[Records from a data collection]
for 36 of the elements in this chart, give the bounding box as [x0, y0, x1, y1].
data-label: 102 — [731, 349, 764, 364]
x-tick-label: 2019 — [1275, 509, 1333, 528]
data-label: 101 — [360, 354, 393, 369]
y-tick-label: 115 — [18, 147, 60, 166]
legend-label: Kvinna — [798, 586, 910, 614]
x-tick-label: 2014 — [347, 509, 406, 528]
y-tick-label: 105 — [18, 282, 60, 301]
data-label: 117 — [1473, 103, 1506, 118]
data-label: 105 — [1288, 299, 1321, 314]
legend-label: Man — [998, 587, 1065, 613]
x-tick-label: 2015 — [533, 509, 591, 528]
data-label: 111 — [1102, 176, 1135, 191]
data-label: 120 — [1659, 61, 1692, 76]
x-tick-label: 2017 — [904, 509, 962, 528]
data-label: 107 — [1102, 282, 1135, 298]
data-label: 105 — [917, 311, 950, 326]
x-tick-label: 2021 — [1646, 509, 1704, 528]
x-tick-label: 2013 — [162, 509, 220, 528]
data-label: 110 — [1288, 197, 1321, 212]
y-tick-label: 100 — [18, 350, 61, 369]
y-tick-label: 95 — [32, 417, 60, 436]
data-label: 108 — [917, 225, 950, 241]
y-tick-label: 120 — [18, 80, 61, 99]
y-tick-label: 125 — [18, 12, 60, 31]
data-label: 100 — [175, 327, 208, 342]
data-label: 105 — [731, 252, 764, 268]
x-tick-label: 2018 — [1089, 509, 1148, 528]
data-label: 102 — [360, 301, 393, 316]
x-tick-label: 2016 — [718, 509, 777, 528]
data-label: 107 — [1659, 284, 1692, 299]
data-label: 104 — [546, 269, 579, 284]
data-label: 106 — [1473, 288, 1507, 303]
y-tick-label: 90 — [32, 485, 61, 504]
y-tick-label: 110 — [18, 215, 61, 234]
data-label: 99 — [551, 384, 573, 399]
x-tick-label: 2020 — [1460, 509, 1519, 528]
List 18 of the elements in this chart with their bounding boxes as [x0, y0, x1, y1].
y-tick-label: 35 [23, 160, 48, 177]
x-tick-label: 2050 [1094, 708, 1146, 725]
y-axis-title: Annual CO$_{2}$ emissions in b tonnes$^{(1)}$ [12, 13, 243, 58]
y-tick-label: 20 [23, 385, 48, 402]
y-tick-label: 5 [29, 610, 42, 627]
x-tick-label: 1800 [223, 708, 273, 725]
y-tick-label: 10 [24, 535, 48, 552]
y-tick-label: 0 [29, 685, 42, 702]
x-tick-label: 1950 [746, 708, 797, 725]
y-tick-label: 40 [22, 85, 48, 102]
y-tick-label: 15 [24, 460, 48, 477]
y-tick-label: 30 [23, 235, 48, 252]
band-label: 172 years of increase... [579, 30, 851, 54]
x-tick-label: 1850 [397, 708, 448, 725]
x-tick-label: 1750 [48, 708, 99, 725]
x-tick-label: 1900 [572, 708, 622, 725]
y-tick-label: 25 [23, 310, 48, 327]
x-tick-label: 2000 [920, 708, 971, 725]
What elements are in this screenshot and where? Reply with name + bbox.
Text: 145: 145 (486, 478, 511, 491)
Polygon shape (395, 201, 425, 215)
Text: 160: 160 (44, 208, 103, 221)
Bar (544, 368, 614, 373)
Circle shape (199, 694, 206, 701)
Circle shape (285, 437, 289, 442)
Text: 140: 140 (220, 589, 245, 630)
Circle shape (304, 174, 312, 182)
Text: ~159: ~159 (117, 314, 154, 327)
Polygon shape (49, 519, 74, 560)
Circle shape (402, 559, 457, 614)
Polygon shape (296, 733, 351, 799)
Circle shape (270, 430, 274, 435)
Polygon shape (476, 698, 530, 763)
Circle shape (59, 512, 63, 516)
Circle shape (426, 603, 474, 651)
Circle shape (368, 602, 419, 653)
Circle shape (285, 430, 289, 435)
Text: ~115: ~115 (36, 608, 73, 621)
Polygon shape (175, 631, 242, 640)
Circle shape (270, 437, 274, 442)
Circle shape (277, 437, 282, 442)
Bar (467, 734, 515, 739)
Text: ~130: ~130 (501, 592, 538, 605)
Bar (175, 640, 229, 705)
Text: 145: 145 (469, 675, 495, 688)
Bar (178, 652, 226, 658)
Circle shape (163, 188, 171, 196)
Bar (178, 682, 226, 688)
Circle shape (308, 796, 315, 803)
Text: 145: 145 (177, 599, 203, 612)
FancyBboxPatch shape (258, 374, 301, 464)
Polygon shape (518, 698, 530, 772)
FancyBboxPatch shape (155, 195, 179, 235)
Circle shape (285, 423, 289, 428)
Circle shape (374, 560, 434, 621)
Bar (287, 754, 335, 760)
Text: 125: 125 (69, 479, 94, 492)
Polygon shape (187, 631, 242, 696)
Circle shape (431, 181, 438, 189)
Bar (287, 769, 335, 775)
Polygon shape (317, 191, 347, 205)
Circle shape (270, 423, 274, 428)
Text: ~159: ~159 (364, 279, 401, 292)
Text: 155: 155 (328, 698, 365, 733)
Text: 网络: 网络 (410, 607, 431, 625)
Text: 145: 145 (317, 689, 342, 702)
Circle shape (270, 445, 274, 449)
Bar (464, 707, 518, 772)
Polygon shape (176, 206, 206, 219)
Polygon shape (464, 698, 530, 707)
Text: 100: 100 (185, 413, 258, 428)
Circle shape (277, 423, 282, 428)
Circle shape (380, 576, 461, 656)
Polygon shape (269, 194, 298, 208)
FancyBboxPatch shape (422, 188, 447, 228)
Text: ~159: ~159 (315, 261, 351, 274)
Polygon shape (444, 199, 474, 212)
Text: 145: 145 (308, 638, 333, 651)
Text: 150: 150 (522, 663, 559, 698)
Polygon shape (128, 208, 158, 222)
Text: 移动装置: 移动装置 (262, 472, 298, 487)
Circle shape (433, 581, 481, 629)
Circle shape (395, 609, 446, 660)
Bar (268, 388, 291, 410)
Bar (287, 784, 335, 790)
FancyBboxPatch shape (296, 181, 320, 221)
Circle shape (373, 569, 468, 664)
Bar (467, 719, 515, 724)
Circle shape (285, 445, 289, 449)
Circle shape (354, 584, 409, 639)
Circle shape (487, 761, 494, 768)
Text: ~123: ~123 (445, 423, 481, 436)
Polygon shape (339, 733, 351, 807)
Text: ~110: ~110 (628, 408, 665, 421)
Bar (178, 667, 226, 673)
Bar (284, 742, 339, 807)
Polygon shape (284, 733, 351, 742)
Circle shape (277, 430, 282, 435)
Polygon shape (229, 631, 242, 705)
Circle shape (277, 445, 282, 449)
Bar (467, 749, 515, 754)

Requirements -> Please write out the data above again, swapping every "x-tick-label" for "x-axis-label" and leaving everything else unchanged.

Correct result ->
for 36 of the elements in this chart, give the bounding box as [x0, y0, x1, y1].
data-label: 102 — [731, 349, 764, 364]
x-axis-label: 2019 — [1275, 509, 1333, 528]
data-label: 101 — [360, 354, 393, 369]
y-tick-label: 115 — [18, 147, 60, 166]
legend-label: Kvinna — [798, 586, 910, 614]
x-axis-label: 2014 — [347, 509, 406, 528]
y-tick-label: 105 — [18, 282, 60, 301]
data-label: 117 — [1473, 103, 1506, 118]
data-label: 105 — [1288, 299, 1321, 314]
legend-label: Man — [998, 587, 1065, 613]
x-axis-label: 2015 — [533, 509, 591, 528]
data-label: 111 — [1102, 176, 1135, 191]
data-label: 120 — [1659, 61, 1692, 76]
x-axis-label: 2017 — [904, 509, 962, 528]
data-label: 107 — [1102, 282, 1135, 298]
data-label: 105 — [917, 311, 950, 326]
x-axis-label: 2021 — [1646, 509, 1704, 528]
x-axis-label: 2013 — [162, 509, 220, 528]
data-label: 110 — [1288, 197, 1321, 212]
y-tick-label: 100 — [18, 350, 61, 369]
y-tick-label: 95 — [32, 417, 60, 436]
data-label: 108 — [917, 225, 950, 241]
y-tick-label: 120 — [18, 80, 61, 99]
y-tick-label: 125 — [18, 12, 60, 31]
data-label: 100 — [175, 327, 208, 342]
data-label: 105 — [731, 252, 764, 268]
x-axis-label: 2018 — [1089, 509, 1148, 528]
data-label: 102 — [360, 301, 393, 316]
x-axis-label: 2016 — [718, 509, 777, 528]
data-label: 107 — [1659, 284, 1692, 299]
data-label: 104 — [546, 269, 579, 284]
data-label: 106 — [1473, 288, 1507, 303]
y-tick-label: 90 — [32, 485, 61, 504]
y-tick-label: 110 — [18, 215, 61, 234]
data-label: 99 — [551, 384, 573, 399]
x-axis-label: 2020 — [1460, 509, 1519, 528]
List 18 of the elements in this chart with their bounding boxes as [x0, y0, x1, y1].
y-tick-label: 35 [23, 160, 48, 177]
x-axis-label: 2050 [1094, 708, 1146, 725]
y-axis-title: Annual CO$_{2}$ emissions in b tonnes$^{(1)}$ [12, 13, 243, 58]
y-tick-label: 20 [23, 385, 48, 402]
y-tick-label: 5 [29, 610, 42, 627]
x-axis-label: 1800 [223, 708, 273, 725]
y-tick-label: 10 [24, 535, 48, 552]
y-tick-label: 0 [29, 685, 42, 702]
x-axis-label: 1950 [746, 708, 797, 725]
y-tick-label: 40 [22, 85, 48, 102]
y-tick-label: 15 [24, 460, 48, 477]
y-tick-label: 30 [23, 235, 48, 252]
band-label: 172 years of increase... [579, 30, 851, 54]
x-axis-label: 1850 [397, 708, 448, 725]
x-axis-label: 1750 [48, 708, 99, 725]
x-axis-label: 1900 [572, 708, 622, 725]
y-tick-label: 25 [23, 310, 48, 327]
x-axis-label: 2000 [920, 708, 971, 725]
What elements are in this screenshot and where? Reply with name + bbox.
Text: 145: 145 (486, 478, 511, 491)
Polygon shape (395, 201, 425, 215)
Text: 160: 160 (44, 208, 103, 221)
Bar (544, 368, 614, 373)
Circle shape (199, 694, 206, 701)
Circle shape (285, 437, 289, 442)
Text: 140: 140 (220, 589, 245, 630)
Circle shape (304, 174, 312, 182)
Text: ~159: ~159 (117, 314, 154, 327)
Polygon shape (49, 519, 74, 560)
Circle shape (402, 559, 457, 614)
Polygon shape (296, 733, 351, 799)
Circle shape (270, 430, 274, 435)
Polygon shape (476, 698, 530, 763)
Circle shape (59, 512, 63, 516)
Circle shape (426, 603, 474, 651)
Circle shape (368, 602, 419, 653)
Circle shape (285, 430, 289, 435)
Text: ~115: ~115 (36, 608, 73, 621)
Polygon shape (175, 631, 242, 640)
Circle shape (270, 437, 274, 442)
Circle shape (277, 437, 282, 442)
Bar (467, 734, 515, 739)
Text: ~130: ~130 (501, 592, 538, 605)
Bar (175, 640, 229, 705)
Text: 145: 145 (469, 675, 495, 688)
Bar (178, 652, 226, 658)
Circle shape (163, 188, 171, 196)
Bar (178, 682, 226, 688)
Circle shape (308, 796, 315, 803)
Text: 145: 145 (177, 599, 203, 612)
FancyBboxPatch shape (258, 374, 301, 464)
Polygon shape (518, 698, 530, 772)
FancyBboxPatch shape (155, 195, 179, 235)
Circle shape (285, 423, 289, 428)
Circle shape (374, 560, 434, 621)
Bar (287, 754, 335, 760)
Text: 125: 125 (69, 479, 94, 492)
Polygon shape (187, 631, 242, 696)
Circle shape (431, 181, 438, 189)
Bar (287, 769, 335, 775)
Polygon shape (317, 191, 347, 205)
Circle shape (270, 423, 274, 428)
Text: ~159: ~159 (364, 279, 401, 292)
Text: 155: 155 (328, 698, 365, 733)
Text: 网络: 网络 (410, 607, 431, 625)
Text: 145: 145 (317, 689, 342, 702)
Circle shape (270, 445, 274, 449)
Bar (464, 707, 518, 772)
Polygon shape (176, 206, 206, 219)
Polygon shape (464, 698, 530, 707)
Text: 100: 100 (185, 413, 258, 428)
Circle shape (277, 423, 282, 428)
Circle shape (380, 576, 461, 656)
Polygon shape (269, 194, 298, 208)
FancyBboxPatch shape (422, 188, 447, 228)
Text: ~159: ~159 (315, 261, 351, 274)
Polygon shape (444, 199, 474, 212)
Text: 145: 145 (308, 638, 333, 651)
Text: 150: 150 (522, 663, 559, 698)
Polygon shape (128, 208, 158, 222)
Text: 移动装置: 移动装置 (262, 472, 298, 487)
Circle shape (433, 581, 481, 629)
Circle shape (395, 609, 446, 660)
Bar (268, 388, 291, 410)
Bar (287, 784, 335, 790)
FancyBboxPatch shape (296, 181, 320, 221)
Circle shape (373, 569, 468, 664)
Bar (467, 719, 515, 724)
Circle shape (285, 445, 289, 449)
Circle shape (354, 584, 409, 639)
Circle shape (487, 761, 494, 768)
Text: ~123: ~123 (445, 423, 481, 436)
Polygon shape (339, 733, 351, 807)
Text: ~110: ~110 (628, 408, 665, 421)
Bar (178, 667, 226, 673)
Bar (284, 742, 339, 807)
Polygon shape (284, 733, 351, 742)
Circle shape (277, 430, 282, 435)
Polygon shape (229, 631, 242, 705)
Circle shape (277, 445, 282, 449)
Bar (467, 749, 515, 754)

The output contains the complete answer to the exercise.